### The request
Return all lines with the word "background" in them.

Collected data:
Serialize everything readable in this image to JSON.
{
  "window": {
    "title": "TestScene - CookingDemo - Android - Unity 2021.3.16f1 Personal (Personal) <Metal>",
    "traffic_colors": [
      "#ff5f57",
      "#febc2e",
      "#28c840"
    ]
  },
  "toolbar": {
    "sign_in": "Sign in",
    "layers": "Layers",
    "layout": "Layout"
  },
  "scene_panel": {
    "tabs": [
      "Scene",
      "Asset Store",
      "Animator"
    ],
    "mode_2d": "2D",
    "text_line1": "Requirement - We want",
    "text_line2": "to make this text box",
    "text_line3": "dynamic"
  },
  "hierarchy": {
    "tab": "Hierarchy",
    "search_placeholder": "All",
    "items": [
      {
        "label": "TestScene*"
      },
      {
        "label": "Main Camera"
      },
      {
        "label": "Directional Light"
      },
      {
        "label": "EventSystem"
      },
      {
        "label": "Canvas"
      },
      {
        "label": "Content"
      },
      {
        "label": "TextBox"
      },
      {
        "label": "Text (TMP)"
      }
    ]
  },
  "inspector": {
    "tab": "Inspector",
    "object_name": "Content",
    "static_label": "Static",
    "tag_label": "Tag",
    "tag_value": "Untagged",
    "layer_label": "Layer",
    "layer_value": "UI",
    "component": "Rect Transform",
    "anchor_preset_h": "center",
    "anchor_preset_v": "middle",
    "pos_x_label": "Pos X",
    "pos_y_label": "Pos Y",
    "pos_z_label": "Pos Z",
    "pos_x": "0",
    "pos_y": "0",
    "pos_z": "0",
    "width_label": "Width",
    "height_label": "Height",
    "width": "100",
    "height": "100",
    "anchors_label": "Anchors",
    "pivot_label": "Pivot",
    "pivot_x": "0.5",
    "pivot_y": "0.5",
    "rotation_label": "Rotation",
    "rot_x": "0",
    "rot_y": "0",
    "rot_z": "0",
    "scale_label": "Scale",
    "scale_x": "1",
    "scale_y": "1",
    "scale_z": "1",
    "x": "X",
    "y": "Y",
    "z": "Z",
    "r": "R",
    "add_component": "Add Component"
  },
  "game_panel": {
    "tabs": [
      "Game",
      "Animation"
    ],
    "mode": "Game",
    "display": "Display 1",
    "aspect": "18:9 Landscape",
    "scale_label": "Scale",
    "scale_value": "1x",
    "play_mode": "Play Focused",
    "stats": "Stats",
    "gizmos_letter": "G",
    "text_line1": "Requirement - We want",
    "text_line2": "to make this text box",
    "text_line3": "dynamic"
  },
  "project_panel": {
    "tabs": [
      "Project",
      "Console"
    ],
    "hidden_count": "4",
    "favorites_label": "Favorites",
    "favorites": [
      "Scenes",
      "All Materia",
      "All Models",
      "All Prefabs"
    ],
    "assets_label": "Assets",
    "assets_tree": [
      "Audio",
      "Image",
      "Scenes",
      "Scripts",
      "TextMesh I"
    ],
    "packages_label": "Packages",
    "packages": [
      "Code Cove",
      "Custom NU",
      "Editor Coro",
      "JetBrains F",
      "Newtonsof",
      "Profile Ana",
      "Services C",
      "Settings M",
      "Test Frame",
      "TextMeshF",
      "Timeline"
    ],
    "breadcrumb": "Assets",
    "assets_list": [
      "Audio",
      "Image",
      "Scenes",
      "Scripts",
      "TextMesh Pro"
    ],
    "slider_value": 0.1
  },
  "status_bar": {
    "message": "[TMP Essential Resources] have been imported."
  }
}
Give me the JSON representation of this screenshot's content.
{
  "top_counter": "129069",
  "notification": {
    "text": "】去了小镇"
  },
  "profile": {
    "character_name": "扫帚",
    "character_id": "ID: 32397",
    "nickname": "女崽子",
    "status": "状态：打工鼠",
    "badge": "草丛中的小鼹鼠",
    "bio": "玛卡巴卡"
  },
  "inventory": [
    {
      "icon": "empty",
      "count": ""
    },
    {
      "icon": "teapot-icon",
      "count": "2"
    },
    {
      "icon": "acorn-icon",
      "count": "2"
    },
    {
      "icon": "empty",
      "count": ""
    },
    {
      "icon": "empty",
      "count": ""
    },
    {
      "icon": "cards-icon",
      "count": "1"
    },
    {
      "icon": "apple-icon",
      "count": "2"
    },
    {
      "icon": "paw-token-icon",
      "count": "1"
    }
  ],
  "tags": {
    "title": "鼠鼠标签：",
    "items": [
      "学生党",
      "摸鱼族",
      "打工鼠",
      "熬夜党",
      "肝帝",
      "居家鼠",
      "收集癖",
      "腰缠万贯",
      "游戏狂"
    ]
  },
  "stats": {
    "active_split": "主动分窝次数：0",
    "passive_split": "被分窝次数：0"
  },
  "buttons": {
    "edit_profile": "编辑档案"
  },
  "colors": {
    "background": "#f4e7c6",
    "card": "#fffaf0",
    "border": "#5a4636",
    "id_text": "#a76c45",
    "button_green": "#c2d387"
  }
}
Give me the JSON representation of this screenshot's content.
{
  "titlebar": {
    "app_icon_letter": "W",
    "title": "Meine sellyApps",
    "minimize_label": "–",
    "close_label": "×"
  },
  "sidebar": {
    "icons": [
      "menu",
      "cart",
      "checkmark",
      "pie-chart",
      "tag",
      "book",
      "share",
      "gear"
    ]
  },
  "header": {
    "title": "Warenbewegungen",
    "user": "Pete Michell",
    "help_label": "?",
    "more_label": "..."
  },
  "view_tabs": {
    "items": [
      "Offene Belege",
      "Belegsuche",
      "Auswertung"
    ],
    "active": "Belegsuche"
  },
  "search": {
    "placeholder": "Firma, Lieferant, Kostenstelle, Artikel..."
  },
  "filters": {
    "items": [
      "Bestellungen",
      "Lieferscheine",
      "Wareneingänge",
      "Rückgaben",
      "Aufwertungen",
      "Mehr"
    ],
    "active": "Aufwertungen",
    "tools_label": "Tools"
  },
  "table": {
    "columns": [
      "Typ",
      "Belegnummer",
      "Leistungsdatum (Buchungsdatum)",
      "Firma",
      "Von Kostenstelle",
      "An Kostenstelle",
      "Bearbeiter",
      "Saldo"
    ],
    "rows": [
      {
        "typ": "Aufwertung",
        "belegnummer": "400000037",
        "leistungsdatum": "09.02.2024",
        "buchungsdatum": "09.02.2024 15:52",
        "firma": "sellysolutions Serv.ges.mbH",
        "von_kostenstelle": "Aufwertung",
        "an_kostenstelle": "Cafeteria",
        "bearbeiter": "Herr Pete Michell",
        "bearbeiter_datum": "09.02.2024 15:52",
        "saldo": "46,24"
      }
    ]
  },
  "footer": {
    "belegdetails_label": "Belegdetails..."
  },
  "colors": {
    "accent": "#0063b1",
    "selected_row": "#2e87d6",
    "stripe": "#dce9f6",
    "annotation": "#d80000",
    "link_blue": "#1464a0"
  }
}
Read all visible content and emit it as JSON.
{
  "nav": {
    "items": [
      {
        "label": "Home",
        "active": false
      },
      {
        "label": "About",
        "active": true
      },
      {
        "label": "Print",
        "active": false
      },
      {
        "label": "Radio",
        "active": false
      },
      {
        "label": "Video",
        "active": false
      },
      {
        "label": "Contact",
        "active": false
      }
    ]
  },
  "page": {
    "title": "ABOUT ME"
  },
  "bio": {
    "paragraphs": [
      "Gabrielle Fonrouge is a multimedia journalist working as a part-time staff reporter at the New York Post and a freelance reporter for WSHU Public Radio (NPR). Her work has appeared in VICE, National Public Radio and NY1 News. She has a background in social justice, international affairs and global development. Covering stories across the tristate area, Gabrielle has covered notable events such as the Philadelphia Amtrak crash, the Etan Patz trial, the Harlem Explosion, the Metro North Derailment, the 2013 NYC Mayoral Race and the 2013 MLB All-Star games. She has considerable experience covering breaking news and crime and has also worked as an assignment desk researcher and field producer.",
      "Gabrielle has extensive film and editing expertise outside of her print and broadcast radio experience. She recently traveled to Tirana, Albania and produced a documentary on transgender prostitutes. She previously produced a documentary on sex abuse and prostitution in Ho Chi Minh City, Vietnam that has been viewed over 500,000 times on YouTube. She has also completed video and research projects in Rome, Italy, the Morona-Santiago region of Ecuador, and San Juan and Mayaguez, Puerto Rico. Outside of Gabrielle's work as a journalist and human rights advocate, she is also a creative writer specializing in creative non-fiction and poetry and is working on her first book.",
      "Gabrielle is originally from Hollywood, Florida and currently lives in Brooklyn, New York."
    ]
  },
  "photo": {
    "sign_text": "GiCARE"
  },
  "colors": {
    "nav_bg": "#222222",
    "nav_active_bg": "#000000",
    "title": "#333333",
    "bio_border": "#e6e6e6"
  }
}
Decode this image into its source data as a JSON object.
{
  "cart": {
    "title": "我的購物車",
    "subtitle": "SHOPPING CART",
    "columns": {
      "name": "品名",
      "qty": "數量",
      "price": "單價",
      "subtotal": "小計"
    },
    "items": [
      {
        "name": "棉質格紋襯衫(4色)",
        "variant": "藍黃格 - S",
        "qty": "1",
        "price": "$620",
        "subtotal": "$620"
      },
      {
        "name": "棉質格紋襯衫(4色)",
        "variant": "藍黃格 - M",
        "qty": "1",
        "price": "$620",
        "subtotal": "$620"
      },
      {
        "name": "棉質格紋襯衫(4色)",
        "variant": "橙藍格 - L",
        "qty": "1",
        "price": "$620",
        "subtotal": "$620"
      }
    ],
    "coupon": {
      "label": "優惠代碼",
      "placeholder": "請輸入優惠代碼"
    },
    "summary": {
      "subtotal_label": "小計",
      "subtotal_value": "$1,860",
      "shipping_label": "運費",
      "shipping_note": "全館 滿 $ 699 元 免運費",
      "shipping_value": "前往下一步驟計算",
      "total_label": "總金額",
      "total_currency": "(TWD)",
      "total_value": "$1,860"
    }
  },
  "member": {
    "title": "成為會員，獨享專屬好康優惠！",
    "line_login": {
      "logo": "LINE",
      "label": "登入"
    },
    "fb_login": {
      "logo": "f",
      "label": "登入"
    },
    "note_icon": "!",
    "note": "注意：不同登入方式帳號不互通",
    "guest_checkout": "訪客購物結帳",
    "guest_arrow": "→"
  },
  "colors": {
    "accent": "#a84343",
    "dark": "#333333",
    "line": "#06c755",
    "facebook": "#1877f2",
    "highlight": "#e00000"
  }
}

### Task answer
    "background": "#f4e7c6",
      "Gabrielle Fonrouge is a multimedia journalist working as a part-time staff reporter at the New York Post and a freelance reporter for WSHU Public Radio (NPR). Her work has appeared in VICE, National Public Radio and NY1 News. She has a background in social justice, international affairs and global development. Covering stories across the tristate area, Gabrielle has covered notable events such as the Philadelphia Amtrak crash, the Etan Patz trial, the Harlem Explosion, the Metro North Derailment, the 2013 NYC Mayoral Race and the 2013 MLB All-Star games. She has considerable experience covering breaking news and crime and has also worked as an assignment desk researcher and field producer.",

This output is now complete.